*DIRECTION*.
From the listing below, extract every line containing "Борис".

*DATASET ROWS*.

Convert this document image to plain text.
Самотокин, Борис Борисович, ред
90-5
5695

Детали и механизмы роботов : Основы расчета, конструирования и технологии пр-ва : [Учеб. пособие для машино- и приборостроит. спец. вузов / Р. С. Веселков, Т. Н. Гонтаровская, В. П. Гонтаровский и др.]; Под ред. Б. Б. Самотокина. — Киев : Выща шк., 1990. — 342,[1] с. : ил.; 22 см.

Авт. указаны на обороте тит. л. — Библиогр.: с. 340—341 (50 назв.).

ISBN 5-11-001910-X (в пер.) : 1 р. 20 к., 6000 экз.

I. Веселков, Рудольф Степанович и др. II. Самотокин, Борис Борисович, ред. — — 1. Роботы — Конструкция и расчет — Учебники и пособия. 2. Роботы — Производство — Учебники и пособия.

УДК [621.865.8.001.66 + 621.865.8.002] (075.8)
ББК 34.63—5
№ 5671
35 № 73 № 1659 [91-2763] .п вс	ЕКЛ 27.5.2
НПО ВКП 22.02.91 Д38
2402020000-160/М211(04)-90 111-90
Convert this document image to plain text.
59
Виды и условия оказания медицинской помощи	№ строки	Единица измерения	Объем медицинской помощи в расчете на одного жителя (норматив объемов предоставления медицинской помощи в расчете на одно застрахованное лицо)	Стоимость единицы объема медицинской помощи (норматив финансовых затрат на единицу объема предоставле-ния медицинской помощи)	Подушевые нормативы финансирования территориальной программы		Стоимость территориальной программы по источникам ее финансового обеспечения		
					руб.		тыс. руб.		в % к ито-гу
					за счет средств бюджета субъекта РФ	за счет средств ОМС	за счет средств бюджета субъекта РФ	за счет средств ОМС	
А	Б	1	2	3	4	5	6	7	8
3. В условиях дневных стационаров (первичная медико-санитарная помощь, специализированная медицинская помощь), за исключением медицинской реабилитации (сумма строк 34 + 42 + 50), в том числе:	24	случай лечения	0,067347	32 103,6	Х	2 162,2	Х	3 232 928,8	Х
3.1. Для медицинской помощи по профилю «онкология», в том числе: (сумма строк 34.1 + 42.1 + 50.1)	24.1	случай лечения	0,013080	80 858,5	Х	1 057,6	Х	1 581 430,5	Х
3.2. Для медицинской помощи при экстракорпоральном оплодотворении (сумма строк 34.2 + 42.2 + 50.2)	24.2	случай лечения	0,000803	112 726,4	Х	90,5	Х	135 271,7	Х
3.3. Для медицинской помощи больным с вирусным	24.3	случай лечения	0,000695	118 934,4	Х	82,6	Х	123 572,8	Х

*WRITTEN SOLUTION*.
Самотокин, Борис Борисович, ред
I. Веселков, Рудольф Степанович и др. II. Самотокин, Борис Борисович, ред. — — 1. Роботы — Конструкция и расчет — Учебники и пособия. 2. Роботы — Производство — Учебники и пособия.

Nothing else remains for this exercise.